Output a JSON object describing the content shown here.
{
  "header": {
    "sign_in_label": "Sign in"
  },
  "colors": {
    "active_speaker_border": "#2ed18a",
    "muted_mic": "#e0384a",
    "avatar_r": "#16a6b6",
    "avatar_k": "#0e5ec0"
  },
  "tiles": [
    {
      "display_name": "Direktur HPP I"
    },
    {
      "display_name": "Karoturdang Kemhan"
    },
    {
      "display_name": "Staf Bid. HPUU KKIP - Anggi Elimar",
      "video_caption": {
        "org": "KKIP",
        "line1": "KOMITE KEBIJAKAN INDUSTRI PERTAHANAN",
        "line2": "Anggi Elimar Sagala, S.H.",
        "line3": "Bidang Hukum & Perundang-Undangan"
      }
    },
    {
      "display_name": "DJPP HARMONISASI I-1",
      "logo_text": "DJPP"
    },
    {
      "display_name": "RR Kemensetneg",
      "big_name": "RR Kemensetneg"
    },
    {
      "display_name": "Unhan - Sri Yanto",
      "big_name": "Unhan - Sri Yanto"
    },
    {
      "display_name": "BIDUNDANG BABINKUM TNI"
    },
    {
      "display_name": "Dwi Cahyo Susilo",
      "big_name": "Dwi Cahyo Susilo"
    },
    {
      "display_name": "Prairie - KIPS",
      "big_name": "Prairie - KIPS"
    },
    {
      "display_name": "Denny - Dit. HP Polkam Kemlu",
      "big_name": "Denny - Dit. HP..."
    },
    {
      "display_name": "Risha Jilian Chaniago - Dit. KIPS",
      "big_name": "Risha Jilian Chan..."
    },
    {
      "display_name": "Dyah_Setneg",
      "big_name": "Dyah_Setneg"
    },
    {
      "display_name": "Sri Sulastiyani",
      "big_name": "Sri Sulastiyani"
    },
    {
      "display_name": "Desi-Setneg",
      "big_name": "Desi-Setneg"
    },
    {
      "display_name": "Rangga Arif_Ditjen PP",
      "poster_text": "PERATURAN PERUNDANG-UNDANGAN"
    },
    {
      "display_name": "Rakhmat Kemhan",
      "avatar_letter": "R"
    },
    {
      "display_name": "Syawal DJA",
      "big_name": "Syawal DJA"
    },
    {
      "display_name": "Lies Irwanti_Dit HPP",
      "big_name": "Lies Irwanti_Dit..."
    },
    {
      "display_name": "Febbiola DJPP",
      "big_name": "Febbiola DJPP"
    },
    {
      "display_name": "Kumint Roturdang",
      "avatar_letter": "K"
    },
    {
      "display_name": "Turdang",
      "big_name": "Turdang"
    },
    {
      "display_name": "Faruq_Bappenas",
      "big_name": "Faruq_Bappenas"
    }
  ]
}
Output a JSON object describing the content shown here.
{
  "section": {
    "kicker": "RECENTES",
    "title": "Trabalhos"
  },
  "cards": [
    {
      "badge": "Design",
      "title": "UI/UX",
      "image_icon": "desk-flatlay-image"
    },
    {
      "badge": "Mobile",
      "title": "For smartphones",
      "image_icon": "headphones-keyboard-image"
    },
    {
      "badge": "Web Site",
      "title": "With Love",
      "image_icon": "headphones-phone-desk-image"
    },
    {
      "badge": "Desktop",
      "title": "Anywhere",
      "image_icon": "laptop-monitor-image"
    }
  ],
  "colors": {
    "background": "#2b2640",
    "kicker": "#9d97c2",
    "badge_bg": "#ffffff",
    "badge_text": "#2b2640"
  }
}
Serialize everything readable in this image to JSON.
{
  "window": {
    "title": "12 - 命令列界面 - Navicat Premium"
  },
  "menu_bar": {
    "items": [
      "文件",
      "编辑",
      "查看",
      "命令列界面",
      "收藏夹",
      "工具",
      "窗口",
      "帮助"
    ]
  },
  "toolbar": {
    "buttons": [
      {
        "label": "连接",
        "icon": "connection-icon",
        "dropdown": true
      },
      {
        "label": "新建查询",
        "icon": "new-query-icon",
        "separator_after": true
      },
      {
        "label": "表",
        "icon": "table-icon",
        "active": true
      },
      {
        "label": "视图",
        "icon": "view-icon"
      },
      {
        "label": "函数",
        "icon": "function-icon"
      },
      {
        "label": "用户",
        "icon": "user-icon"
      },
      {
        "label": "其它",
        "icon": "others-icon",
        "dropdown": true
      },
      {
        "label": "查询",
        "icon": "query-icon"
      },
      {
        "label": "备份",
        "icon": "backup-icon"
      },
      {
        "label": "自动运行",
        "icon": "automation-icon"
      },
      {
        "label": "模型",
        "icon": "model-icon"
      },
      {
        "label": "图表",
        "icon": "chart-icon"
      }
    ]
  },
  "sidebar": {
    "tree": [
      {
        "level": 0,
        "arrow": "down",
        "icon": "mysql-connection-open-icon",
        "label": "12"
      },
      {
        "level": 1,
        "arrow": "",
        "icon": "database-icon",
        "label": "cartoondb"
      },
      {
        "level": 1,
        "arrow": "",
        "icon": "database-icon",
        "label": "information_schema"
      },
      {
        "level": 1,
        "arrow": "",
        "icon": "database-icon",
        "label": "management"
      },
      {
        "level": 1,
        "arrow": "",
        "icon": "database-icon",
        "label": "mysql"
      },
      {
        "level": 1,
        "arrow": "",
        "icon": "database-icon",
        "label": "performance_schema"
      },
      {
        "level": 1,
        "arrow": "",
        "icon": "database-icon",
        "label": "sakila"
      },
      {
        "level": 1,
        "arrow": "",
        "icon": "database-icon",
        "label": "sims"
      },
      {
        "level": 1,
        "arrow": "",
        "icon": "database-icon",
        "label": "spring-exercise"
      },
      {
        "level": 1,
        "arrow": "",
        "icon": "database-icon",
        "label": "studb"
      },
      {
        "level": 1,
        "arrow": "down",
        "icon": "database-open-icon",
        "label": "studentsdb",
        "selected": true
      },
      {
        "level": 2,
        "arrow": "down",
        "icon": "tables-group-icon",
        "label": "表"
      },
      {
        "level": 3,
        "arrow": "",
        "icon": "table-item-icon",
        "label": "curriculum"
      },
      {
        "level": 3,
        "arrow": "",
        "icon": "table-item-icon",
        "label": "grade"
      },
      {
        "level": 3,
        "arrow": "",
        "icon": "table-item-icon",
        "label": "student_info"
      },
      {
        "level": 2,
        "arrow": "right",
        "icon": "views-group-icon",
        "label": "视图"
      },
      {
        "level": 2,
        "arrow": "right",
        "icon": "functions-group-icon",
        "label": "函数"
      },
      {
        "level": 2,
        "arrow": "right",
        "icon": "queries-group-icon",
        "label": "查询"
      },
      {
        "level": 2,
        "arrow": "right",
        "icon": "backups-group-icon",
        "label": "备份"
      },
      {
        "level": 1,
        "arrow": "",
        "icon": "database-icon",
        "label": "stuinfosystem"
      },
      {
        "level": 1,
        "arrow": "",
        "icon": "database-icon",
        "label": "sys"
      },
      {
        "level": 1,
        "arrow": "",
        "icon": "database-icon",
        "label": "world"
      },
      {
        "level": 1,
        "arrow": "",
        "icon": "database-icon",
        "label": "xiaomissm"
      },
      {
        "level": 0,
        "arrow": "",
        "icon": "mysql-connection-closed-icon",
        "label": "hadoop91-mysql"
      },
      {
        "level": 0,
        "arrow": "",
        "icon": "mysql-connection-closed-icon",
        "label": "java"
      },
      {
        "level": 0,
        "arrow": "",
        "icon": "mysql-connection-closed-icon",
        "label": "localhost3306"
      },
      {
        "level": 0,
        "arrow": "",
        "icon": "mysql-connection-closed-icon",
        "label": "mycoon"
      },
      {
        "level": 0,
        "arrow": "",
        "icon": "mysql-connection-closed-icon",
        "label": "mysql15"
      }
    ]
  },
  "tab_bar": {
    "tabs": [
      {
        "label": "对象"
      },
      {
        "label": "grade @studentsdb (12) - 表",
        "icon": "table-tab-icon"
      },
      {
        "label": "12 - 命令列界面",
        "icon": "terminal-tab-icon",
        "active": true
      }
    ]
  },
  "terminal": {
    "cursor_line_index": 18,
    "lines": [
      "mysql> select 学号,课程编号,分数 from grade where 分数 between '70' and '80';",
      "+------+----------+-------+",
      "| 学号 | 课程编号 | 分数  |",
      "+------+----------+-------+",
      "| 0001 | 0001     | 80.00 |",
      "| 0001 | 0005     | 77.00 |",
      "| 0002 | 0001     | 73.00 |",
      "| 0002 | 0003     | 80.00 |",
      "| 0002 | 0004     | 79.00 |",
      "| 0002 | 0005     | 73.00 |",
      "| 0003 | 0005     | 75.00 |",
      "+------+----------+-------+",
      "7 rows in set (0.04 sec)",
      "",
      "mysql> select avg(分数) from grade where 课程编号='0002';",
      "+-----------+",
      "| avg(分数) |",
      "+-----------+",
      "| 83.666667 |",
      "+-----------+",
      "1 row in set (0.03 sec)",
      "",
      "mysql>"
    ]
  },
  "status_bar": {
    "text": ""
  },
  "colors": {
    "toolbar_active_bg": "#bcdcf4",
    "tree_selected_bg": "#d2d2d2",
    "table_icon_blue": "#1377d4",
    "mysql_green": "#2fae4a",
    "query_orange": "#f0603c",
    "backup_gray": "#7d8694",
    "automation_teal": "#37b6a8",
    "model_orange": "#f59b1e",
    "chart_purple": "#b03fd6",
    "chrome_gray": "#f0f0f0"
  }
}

EXERCISE DETAILS — Copy every line in the listing above where the string "open" turns up.

FINAL RESULT —
        "icon": "mysql-connection-open-icon",
        "icon": "database-open-icon",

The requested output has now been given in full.